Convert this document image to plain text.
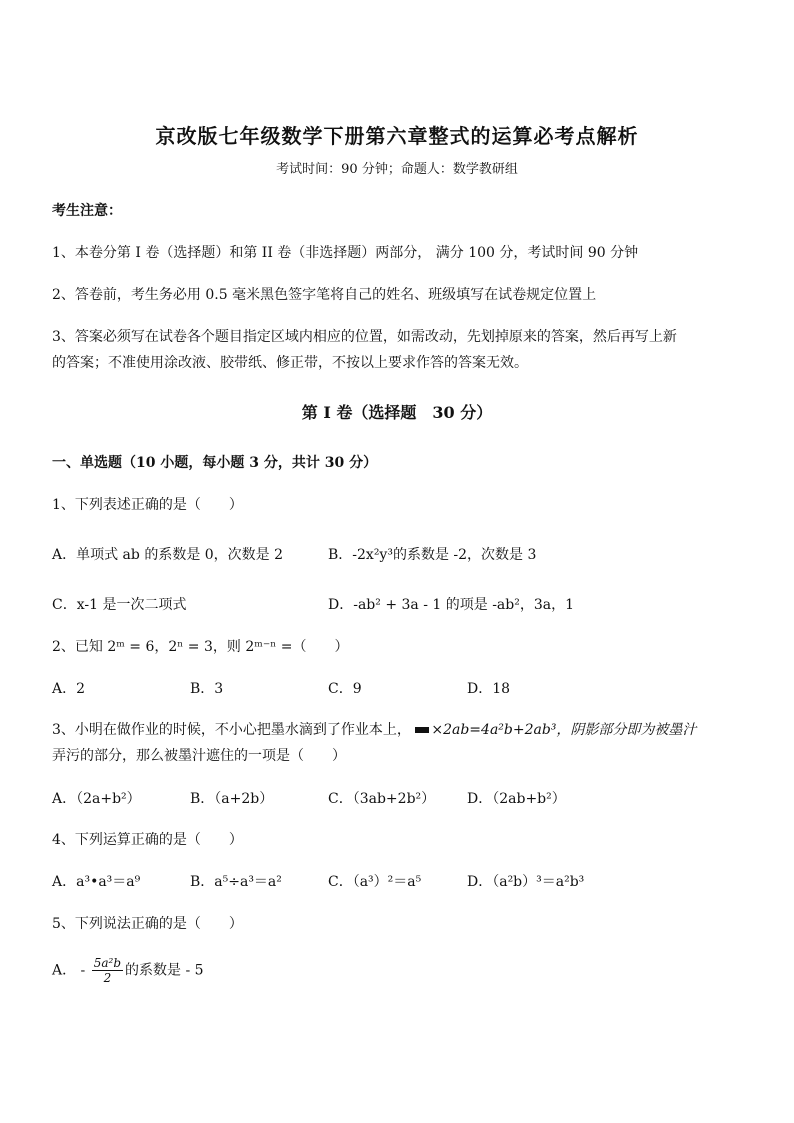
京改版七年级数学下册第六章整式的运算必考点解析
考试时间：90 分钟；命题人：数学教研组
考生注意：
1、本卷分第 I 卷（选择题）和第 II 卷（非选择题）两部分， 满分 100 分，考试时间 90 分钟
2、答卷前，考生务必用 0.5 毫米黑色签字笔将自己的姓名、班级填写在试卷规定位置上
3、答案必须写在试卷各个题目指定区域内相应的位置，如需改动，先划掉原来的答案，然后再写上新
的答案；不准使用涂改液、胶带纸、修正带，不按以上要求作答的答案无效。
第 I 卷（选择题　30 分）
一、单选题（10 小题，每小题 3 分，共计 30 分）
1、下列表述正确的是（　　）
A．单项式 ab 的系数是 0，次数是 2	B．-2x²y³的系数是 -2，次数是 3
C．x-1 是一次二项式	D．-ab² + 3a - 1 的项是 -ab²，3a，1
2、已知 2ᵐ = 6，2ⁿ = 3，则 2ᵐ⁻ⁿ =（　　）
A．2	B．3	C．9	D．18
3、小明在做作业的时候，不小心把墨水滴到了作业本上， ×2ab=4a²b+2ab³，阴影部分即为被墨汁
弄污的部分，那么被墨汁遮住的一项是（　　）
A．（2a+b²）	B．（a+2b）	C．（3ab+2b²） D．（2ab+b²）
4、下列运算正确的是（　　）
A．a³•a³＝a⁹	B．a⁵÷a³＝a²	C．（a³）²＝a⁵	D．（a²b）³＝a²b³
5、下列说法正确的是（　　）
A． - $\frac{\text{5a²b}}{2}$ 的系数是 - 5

◆ ◆ ◆ ◆

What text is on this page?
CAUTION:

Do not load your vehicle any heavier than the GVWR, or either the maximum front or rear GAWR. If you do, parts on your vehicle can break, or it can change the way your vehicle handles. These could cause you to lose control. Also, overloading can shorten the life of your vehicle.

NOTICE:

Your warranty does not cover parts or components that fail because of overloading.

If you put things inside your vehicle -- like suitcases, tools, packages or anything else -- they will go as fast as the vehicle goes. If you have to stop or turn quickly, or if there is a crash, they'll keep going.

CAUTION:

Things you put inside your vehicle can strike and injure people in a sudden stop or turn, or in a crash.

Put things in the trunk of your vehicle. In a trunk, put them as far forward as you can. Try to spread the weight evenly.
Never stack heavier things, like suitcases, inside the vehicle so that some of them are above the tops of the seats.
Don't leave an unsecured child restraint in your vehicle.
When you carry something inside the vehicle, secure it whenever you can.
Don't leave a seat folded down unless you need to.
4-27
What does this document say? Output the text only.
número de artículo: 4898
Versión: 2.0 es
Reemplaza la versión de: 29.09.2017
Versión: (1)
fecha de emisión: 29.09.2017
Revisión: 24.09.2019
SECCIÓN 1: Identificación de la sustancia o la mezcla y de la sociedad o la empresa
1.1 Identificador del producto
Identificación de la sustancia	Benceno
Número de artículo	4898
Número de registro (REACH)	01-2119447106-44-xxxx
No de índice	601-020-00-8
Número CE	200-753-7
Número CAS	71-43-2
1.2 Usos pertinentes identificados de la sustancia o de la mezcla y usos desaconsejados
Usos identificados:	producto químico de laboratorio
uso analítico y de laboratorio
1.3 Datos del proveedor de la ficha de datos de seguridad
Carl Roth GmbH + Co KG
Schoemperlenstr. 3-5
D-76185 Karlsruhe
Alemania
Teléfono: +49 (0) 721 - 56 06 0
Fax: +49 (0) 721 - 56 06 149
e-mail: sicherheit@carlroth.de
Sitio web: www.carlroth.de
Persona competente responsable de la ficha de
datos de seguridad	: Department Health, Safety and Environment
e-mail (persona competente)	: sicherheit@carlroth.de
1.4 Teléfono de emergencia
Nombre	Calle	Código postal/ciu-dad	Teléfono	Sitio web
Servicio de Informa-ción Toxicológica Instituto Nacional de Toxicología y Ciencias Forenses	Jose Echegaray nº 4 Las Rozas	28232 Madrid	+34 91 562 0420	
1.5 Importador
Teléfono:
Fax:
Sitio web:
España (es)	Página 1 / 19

◆ ◆ ◆ ◆

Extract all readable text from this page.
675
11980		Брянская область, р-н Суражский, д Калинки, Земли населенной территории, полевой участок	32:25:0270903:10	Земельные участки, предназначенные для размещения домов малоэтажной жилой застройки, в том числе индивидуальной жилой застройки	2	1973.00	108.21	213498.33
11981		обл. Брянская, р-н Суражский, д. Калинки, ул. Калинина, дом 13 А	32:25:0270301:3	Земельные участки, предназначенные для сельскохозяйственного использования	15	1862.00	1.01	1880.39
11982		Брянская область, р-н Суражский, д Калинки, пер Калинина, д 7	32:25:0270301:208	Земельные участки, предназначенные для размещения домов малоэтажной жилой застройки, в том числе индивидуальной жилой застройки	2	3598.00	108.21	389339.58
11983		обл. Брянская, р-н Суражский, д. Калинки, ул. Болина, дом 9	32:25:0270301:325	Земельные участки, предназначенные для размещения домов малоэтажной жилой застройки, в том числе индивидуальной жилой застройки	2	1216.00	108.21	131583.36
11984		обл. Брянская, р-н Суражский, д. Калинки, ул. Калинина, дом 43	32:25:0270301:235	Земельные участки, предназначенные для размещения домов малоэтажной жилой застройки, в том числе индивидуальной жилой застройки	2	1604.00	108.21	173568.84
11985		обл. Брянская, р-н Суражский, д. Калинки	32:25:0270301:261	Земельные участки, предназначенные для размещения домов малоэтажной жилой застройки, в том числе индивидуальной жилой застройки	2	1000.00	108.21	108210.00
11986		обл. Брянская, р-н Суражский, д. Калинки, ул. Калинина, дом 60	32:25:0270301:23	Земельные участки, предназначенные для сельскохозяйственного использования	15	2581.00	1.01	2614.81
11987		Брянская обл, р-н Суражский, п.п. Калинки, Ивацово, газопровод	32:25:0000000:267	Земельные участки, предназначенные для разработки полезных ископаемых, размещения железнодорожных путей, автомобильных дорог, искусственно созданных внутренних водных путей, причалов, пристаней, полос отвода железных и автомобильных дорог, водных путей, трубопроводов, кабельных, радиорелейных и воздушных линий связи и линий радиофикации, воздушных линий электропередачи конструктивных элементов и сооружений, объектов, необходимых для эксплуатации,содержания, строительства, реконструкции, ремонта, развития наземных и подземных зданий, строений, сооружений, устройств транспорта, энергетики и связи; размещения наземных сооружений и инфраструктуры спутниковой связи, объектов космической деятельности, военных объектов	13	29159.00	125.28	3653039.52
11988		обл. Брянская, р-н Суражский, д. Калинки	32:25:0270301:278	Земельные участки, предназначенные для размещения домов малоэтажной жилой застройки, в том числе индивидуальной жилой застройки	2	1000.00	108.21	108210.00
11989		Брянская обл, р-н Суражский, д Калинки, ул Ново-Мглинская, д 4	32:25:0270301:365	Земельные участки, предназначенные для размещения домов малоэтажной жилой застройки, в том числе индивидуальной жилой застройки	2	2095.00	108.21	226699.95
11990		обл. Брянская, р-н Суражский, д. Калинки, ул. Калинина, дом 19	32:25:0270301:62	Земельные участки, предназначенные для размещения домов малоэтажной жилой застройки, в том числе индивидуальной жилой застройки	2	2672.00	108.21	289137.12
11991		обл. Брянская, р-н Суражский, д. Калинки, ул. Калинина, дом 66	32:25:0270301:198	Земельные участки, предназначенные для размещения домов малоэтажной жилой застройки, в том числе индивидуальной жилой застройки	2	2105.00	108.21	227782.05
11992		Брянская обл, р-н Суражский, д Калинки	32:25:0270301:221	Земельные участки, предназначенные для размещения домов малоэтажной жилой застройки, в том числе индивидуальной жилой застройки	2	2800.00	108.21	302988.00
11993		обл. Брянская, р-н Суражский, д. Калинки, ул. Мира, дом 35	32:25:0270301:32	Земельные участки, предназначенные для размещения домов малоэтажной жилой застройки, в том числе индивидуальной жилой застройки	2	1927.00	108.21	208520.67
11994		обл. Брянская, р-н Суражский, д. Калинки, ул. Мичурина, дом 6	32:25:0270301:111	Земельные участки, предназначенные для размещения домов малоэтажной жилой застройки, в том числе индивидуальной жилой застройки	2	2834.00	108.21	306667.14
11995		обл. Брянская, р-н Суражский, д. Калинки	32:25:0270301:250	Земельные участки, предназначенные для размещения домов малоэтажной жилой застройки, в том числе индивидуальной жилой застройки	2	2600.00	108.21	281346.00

◆ ◆ ◆ ◆

Do this » Show every line from the listing above in which the string "competente" appears.

Result for this task »
Persona competente responsable de la ficha de
e-mail (persona competente)	: sicherheit@carlroth.de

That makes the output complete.